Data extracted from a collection
--------------------------------------------------
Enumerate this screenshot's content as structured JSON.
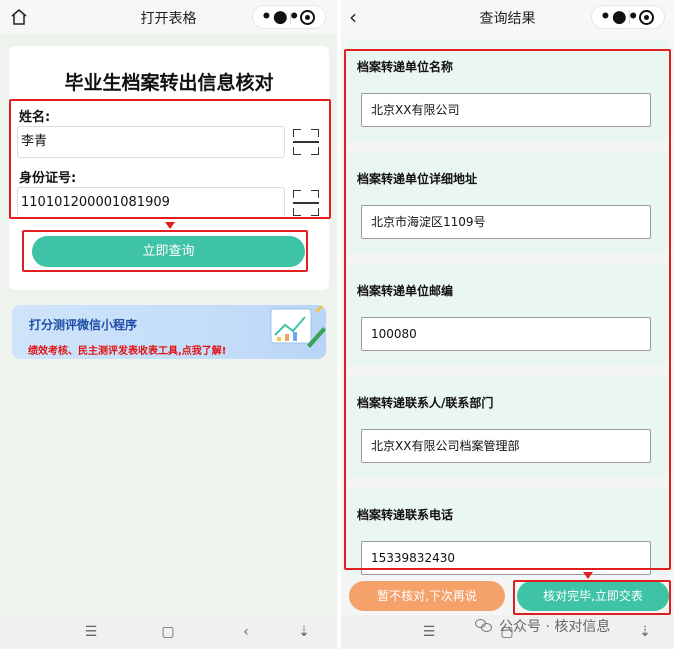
{
  "left_screen": {
    "topbar": {
      "title": "打开表格",
      "home_icon": "home-icon",
      "more_icon": "more-icon",
      "target_icon": "target-icon"
    },
    "form": {
      "heading": "毕业生档案转出信息核对",
      "name_label": "姓名:",
      "name_value": "李青",
      "id_label": "身份证号:",
      "id_value": "110101200001081909",
      "scan_icon": "scan-icon",
      "query_button": "立即查询"
    },
    "banner": {
      "title": "打分测评微信小程序",
      "subtitle": "绩效考核、民主测评发表收表工具,点我了解!"
    },
    "navbar": {
      "icons": [
        "menu-icon",
        "square-icon",
        "back-nav-icon",
        "down-arrows-icon"
      ]
    }
  },
  "right_screen": {
    "topbar": {
      "title": "查询结果",
      "back_icon": "back-icon",
      "more_icon": "more-icon",
      "target_icon": "target-icon"
    },
    "fields": [
      {
        "label": "档案转递单位名称",
        "value": "北京XX有限公司"
      },
      {
        "label": "档案转递单位详细地址",
        "value": "北京市海淀区1109号"
      },
      {
        "label": "档案转递单位邮编",
        "value": "100080"
      },
      {
        "label": "档案转递联系人/联系部门",
        "value": "北京XX有限公司档案管理部"
      },
      {
        "label": "档案转递联系电话",
        "value": "15339832430"
      }
    ],
    "buttons": {
      "later": "暂不核对,下次再说",
      "submit": "核对完毕,立即交表"
    }
  },
  "watermark": "公众号 · 核对信息",
  "colors": {
    "accent_green": "#3fc3a6",
    "accent_orange": "#f5a26a",
    "highlight_red": "#e02020"
  }
}
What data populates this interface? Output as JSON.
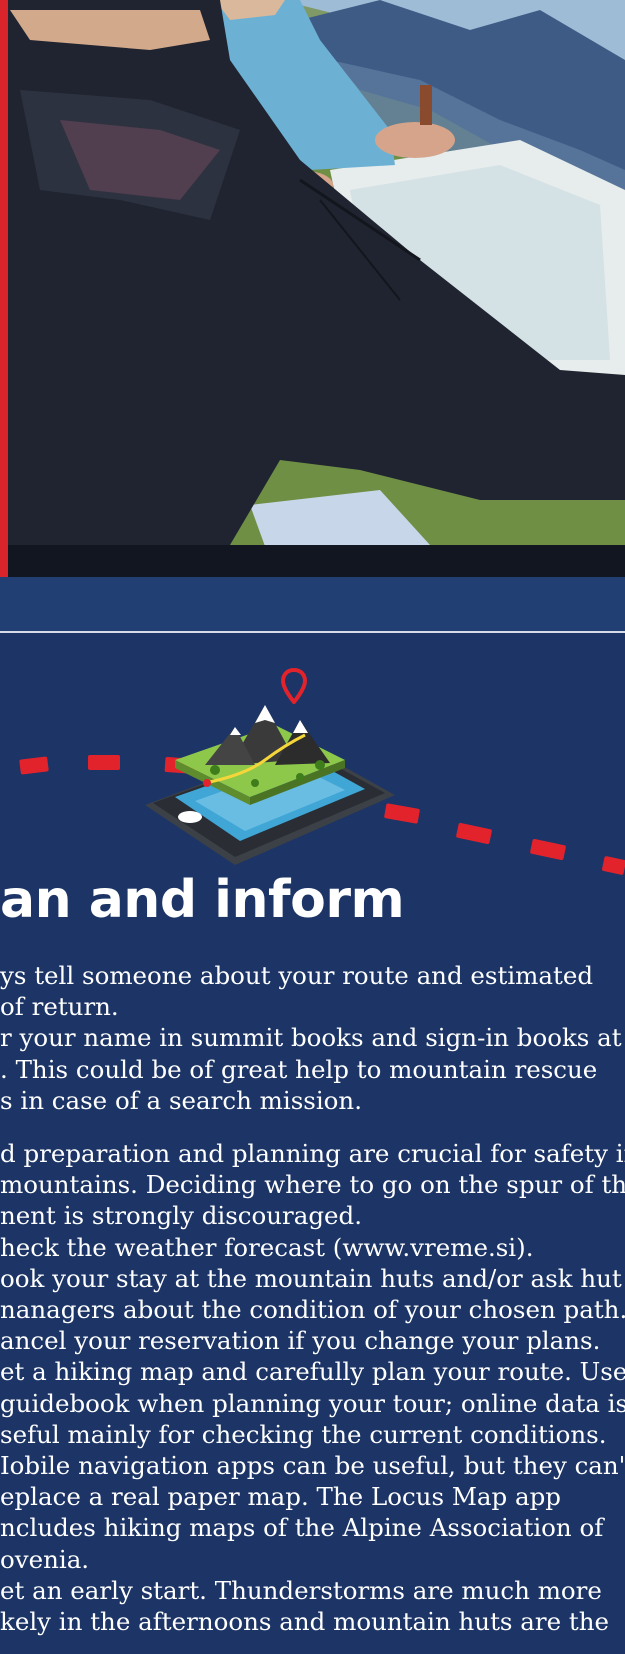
{
  "heading": "an and inform",
  "paragraphs": [
    {
      "lines": [
        "ys tell someone about your route and estimated",
        "of return.",
        "r your name in summit books and sign-in books at",
        ". This could be of great help to mountain rescue",
        "s in case of a search mission."
      ]
    },
    {
      "lines": [
        "d preparation and planning are crucial for safety in",
        "mountains. Deciding where to go on the spur of the",
        "nent is strongly discouraged.",
        "heck the weather forecast (www.vreme.si).",
        "ook your stay at the mountain huts and/or ask hut",
        "nanagers about the condition of your chosen path.",
        "ancel your reservation if you change your plans.",
        "et a hiking map and carefully plan your route. Use",
        "guidebook when planning your tour; online data is",
        "seful mainly for checking the current conditions.",
        "Iobile navigation apps can be useful, but they can't",
        "eplace a real paper map. The Locus Map app",
        "ncludes hiking maps of the Alpine Association of",
        "ovenia.",
        "et an early start. Thunderstorms are much more",
        "kely in the afternoons and mountain huts are the"
      ]
    }
  ],
  "icons": {
    "illustration": "phone-map-mountain-icon",
    "pin": "location-pin-icon"
  },
  "colors": {
    "background": "#1c3566",
    "accent": "#e3232c",
    "text": "#ffffff"
  }
}
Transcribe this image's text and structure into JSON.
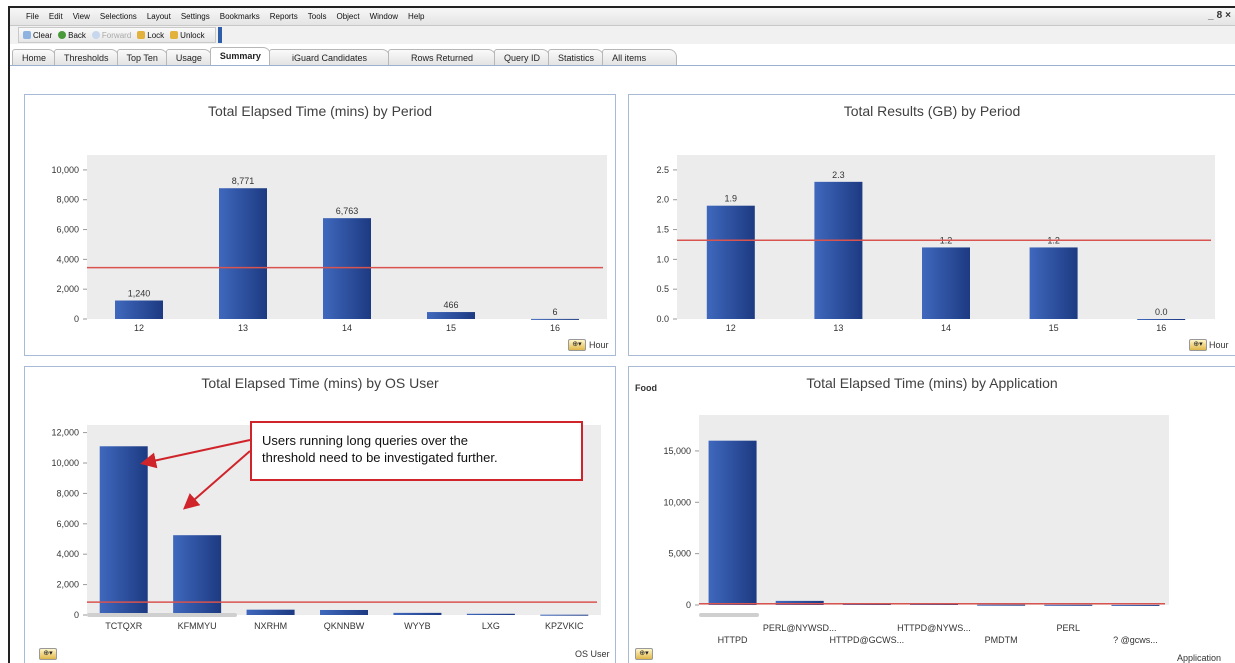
--------------------------------------------------
◆ **To do**: Look above for every line with the word "huts" and copy it.

◆ **Answer to the exercise**:
        "ook your stay at the mountain huts and/or ask hut",
        "kely in the afternoons and mountain huts are the"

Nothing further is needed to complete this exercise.